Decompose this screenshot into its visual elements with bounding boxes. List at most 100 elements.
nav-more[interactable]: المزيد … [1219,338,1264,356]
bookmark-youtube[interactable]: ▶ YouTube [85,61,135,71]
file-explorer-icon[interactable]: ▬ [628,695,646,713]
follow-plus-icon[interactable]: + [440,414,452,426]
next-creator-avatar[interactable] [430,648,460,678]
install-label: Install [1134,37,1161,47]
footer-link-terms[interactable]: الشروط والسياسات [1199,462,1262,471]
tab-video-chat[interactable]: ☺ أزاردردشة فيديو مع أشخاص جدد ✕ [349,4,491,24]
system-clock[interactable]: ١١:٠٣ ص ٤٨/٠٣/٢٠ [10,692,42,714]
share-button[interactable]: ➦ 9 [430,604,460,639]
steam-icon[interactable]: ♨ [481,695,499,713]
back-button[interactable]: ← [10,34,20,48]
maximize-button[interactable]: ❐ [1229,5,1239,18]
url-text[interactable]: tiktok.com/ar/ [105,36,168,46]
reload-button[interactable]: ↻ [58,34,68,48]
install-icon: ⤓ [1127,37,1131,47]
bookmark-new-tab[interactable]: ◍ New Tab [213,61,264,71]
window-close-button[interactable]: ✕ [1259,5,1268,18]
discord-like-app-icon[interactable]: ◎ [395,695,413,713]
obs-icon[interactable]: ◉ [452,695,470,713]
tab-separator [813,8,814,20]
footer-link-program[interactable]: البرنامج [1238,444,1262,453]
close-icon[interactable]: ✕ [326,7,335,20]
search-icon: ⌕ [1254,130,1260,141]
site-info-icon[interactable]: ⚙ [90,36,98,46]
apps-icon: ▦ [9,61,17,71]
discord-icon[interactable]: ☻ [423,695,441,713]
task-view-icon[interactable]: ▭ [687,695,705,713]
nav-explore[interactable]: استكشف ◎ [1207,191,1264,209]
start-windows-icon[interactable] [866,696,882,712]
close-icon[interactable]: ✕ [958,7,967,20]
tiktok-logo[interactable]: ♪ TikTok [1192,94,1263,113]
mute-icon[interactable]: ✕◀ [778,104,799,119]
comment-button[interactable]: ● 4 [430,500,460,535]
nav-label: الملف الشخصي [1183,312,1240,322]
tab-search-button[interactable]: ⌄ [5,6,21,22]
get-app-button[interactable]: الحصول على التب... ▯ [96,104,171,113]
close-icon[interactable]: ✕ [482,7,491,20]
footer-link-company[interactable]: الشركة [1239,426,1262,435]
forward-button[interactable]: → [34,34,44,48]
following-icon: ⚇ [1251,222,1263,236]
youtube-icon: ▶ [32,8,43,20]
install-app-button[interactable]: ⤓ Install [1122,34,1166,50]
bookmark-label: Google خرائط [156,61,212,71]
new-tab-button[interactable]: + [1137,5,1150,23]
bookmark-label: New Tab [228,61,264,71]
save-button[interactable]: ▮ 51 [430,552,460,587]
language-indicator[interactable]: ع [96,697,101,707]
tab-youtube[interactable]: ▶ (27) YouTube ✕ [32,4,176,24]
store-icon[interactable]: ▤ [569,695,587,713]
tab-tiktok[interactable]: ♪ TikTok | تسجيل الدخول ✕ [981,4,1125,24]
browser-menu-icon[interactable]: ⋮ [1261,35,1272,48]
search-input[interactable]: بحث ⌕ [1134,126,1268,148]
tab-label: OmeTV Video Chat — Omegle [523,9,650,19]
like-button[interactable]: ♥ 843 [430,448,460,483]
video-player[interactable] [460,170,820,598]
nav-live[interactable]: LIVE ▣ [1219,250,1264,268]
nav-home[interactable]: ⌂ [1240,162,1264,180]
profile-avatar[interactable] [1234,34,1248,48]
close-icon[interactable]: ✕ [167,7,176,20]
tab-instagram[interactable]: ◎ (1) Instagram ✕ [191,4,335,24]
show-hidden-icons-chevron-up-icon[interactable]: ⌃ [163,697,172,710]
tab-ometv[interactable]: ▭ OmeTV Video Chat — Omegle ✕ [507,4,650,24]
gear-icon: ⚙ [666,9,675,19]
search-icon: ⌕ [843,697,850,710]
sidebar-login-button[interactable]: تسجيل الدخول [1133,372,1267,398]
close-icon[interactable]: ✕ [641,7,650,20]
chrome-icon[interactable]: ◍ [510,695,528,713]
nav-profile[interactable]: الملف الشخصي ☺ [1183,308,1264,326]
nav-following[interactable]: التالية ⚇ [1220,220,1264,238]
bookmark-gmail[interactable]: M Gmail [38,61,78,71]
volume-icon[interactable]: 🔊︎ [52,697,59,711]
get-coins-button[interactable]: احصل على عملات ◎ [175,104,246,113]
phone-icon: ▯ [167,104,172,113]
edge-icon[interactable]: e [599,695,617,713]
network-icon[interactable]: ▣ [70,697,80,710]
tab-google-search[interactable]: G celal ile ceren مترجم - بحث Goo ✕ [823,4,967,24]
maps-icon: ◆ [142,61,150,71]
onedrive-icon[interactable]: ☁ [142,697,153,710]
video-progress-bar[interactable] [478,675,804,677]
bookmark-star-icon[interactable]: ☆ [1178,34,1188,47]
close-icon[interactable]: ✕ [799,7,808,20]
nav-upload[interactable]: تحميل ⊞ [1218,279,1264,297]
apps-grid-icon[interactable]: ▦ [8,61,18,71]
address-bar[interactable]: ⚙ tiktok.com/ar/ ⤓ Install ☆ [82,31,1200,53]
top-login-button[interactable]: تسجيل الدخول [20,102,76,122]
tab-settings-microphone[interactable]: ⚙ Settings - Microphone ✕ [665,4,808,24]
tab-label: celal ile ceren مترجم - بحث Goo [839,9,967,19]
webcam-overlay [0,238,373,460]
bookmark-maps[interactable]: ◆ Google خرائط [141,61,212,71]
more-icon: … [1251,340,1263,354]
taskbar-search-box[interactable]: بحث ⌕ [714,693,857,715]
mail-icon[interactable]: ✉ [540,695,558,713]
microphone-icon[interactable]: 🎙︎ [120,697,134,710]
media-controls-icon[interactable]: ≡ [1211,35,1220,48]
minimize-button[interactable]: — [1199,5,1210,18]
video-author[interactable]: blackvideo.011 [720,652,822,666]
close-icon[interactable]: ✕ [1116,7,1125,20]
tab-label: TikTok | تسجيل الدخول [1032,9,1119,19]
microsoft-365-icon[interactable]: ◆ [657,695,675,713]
━━━━━━━━━━
■ The request
Can you collect and copy out every line of the data above that contains the string "celal"? Case counts when matching.

■ Exercise output
tab-google-search[interactable]: G celal ile ceren مترجم - بحث Goo ✕ [823,4,967,24]
tab-label: celal ile ceren مترجم - بحث Goo [839,9,967,19]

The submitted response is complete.